▶ [Task instructions]
Exactly as written, retype the listing below, omitting the pictures.

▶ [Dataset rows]
◆ ◆ ◆

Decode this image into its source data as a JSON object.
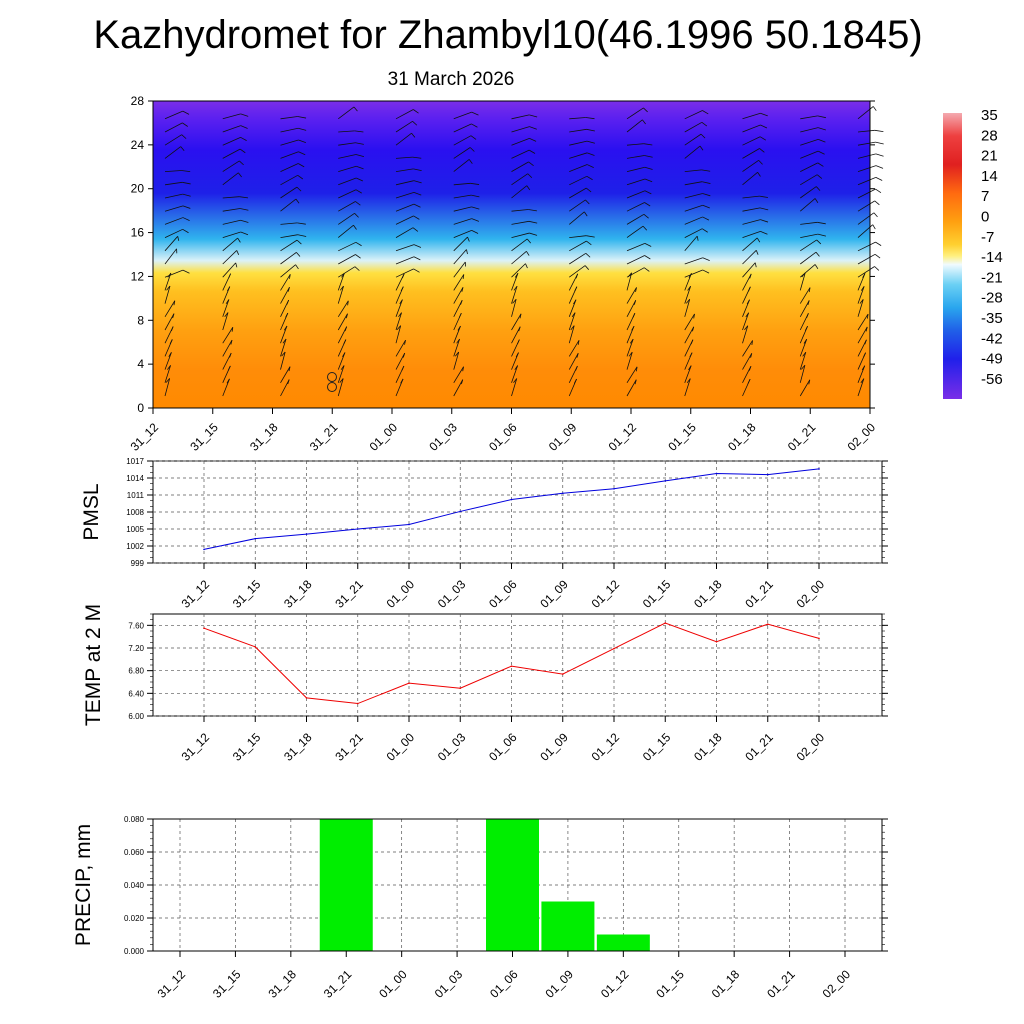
{
  "title": "Kazhydromet for Zhambyl10(46.1996 50.1845)",
  "subtitle": "31 March 2026",
  "colors": {
    "pmsl_line": "#0000dd",
    "temp_line": "#ee0000",
    "precip_bar": "#00ee00",
    "grid": "#555555"
  },
  "chart_data": [
    {
      "type": "heatmap",
      "name": "cross-section",
      "title": "",
      "description_of_axes": "vertical levels 0-28 vs forecast time",
      "y_ticks": [
        "0",
        "4",
        "8",
        "12",
        "16",
        "20",
        "24",
        "28"
      ],
      "ylim": [
        0,
        28
      ],
      "time_labels": [
        "31_12",
        "31_15",
        "31_18",
        "31_21",
        "01_00",
        "01_03",
        "01_06",
        "01_09",
        "01_12",
        "01_15",
        "01_18",
        "01_21",
        "02_00"
      ],
      "colorbar_labels": [
        "35",
        "28",
        "21",
        "14",
        "7",
        "0",
        "-7",
        "-14",
        "-21",
        "-28",
        "-35",
        "-42",
        "-49",
        "-56"
      ],
      "colorbar_range": [
        -63,
        35
      ]
    },
    {
      "type": "line",
      "name": "pmsl",
      "ylabel": "PMSL",
      "y_ticks": [
        "999",
        "1002",
        "1005",
        "1008",
        "1011",
        "1014",
        "1017"
      ],
      "ylim": [
        999,
        1017
      ],
      "categories": [
        "31_12",
        "31_15",
        "31_18",
        "31_21",
        "01_00",
        "01_03",
        "01_06",
        "01_09",
        "01_12",
        "01_15",
        "01_18",
        "01_21",
        "02_00"
      ],
      "values": [
        1001.4,
        1003.3,
        1004.1,
        1005.0,
        1005.8,
        1008.1,
        1010.2,
        1011.3,
        1012.1,
        1013.5,
        1014.8,
        1014.6,
        1015.6
      ]
    },
    {
      "type": "line",
      "name": "temp2m",
      "ylabel": "TEMP at 2 M",
      "y_ticks": [
        "6.00",
        "6.40",
        "6.80",
        "7.20",
        "7.60"
      ],
      "ylim": [
        6.0,
        7.8
      ],
      "categories": [
        "31_12",
        "31_15",
        "31_18",
        "31_21",
        "01_00",
        "01_03",
        "01_06",
        "01_09",
        "01_12",
        "01_15",
        "01_18",
        "01_21",
        "02_00"
      ],
      "values": [
        7.55,
        7.22,
        6.32,
        6.22,
        6.58,
        6.49,
        6.88,
        6.74,
        7.19,
        7.64,
        7.31,
        7.62,
        7.37
      ]
    },
    {
      "type": "bar",
      "name": "precip",
      "ylabel": "PRECIP, mm",
      "y_ticks": [
        "0.000",
        "0.020",
        "0.040",
        "0.060",
        "0.080"
      ],
      "ylim": [
        0,
        0.08
      ],
      "categories": [
        "31_12",
        "31_15",
        "31_18",
        "31_21",
        "01_00",
        "01_03",
        "01_06",
        "01_09",
        "01_12",
        "01_15",
        "01_18",
        "01_21",
        "02_00"
      ],
      "values": [
        0,
        0,
        0,
        0.08,
        0,
        0,
        0.08,
        0.03,
        0.01,
        0,
        0,
        0,
        0
      ]
    }
  ]
}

◆ ◆ ◆

▶ [Response for this exercise]
Decode this image into its source data as a JSON object.
{
  "title": "Kazhydromet for Zhambyl10(46.1996 50.1845)",
  "subtitle": "31 March 2026",
  "colors": {
    "pmsl_line": "#0000dd",
    "temp_line": "#ee0000",
    "precip_bar": "#00ee00",
    "grid": "#555555"
  },
  "chart_data": [
    {
      "type": "heatmap",
      "name": "cross-section",
      "title": "",
      "description_of_axes": "vertical levels 0-28 vs forecast time",
      "y_ticks": [
        "0",
        "4",
        "8",
        "12",
        "16",
        "20",
        "24",
        "28"
      ],
      "ylim": [
        0,
        28
      ],
      "time_labels": [
        "31_12",
        "31_15",
        "31_18",
        "31_21",
        "01_00",
        "01_03",
        "01_06",
        "01_09",
        "01_12",
        "01_15",
        "01_18",
        "01_21",
        "02_00"
      ],
      "colorbar_labels": [
        "35",
        "28",
        "21",
        "14",
        "7",
        "0",
        "-7",
        "-14",
        "-21",
        "-28",
        "-35",
        "-42",
        "-49",
        "-56"
      ],
      "colorbar_range": [
        -63,
        35
      ]
    },
    {
      "type": "line",
      "name": "pmsl",
      "ylabel": "PMSL",
      "y_ticks": [
        "999",
        "1002",
        "1005",
        "1008",
        "1011",
        "1014",
        "1017"
      ],
      "ylim": [
        999,
        1017
      ],
      "categories": [
        "31_12",
        "31_15",
        "31_18",
        "31_21",
        "01_00",
        "01_03",
        "01_06",
        "01_09",
        "01_12",
        "01_15",
        "01_18",
        "01_21",
        "02_00"
      ],
      "values": [
        1001.4,
        1003.3,
        1004.1,
        1005.0,
        1005.8,
        1008.1,
        1010.2,
        1011.3,
        1012.1,
        1013.5,
        1014.8,
        1014.6,
        1015.6
      ]
    },
    {
      "type": "line",
      "name": "temp2m",
      "ylabel": "TEMP at 2 M",
      "y_ticks": [
        "6.00",
        "6.40",
        "6.80",
        "7.20",
        "7.60"
      ],
      "ylim": [
        6.0,
        7.8
      ],
      "categories": [
        "31_12",
        "31_15",
        "31_18",
        "31_21",
        "01_00",
        "01_03",
        "01_06",
        "01_09",
        "01_12",
        "01_15",
        "01_18",
        "01_21",
        "02_00"
      ],
      "values": [
        7.55,
        7.22,
        6.32,
        6.22,
        6.58,
        6.49,
        6.88,
        6.74,
        7.19,
        7.64,
        7.31,
        7.62,
        7.37
      ]
    },
    {
      "type": "bar",
      "name": "precip",
      "ylabel": "PRECIP, mm",
      "y_ticks": [
        "0.000",
        "0.020",
        "0.040",
        "0.060",
        "0.080"
      ],
      "ylim": [
        0,
        0.08
      ],
      "categories": [
        "31_12",
        "31_15",
        "31_18",
        "31_21",
        "01_00",
        "01_03",
        "01_06",
        "01_09",
        "01_12",
        "01_15",
        "01_18",
        "01_21",
        "02_00"
      ],
      "values": [
        0,
        0,
        0,
        0.08,
        0,
        0,
        0.08,
        0.03,
        0.01,
        0,
        0,
        0,
        0
      ]
    }
  ]
}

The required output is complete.